• [SHORT TASK]:
Produce an exact copy of all the data below, dropping every image.

Data excerpts
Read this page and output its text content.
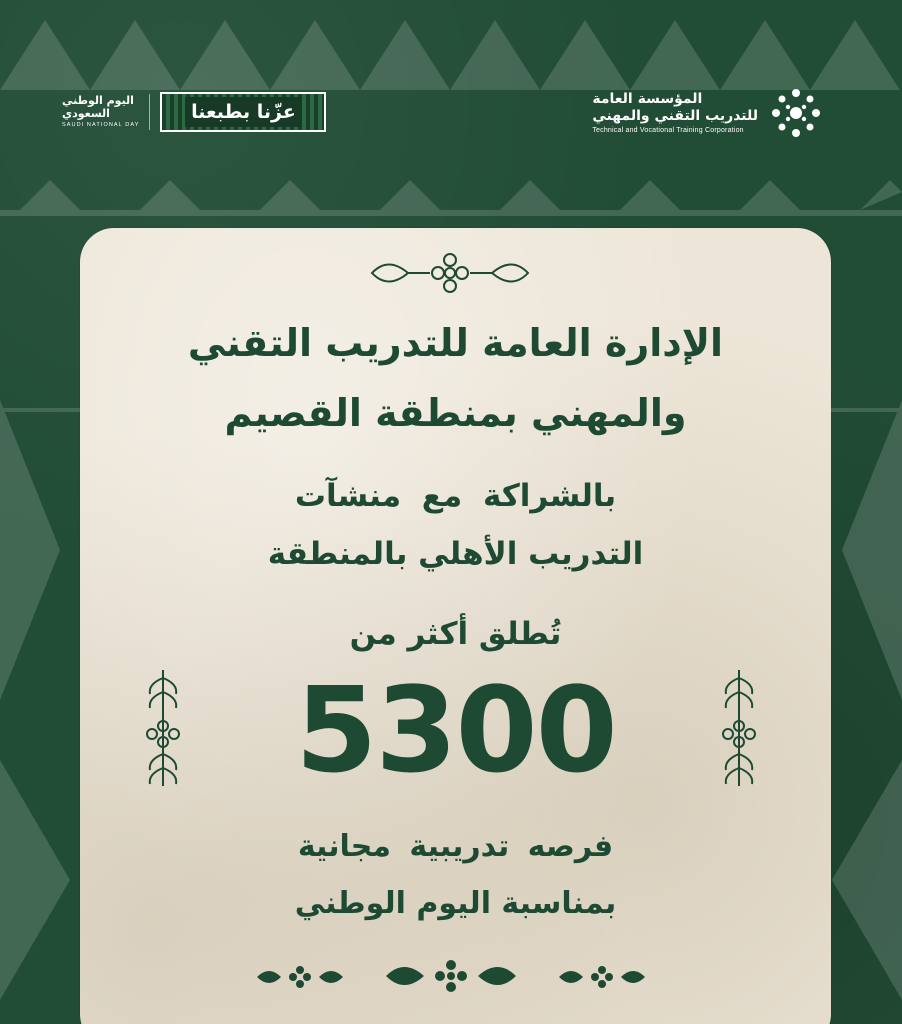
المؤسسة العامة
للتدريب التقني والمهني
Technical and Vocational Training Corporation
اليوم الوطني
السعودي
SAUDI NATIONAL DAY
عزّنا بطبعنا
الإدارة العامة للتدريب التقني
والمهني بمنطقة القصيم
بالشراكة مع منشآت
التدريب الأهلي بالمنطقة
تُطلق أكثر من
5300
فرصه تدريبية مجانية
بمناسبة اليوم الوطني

• [CORRECT OUTPUT]:
Read this page and output its text content.
المؤسسة العامة
للتدريب التقني والمهني
Technical and Vocational Training Corporation
اليوم الوطني
السعودي
SAUDI NATIONAL DAY
عزّنا بطبعنا
الإدارة العامة للتدريب التقني
والمهني بمنطقة القصيم
بالشراكة مع منشآت
التدريب الأهلي بالمنطقة
تُطلق أكثر من
5300
فرصه تدريبية مجانية
بمناسبة اليوم الوطني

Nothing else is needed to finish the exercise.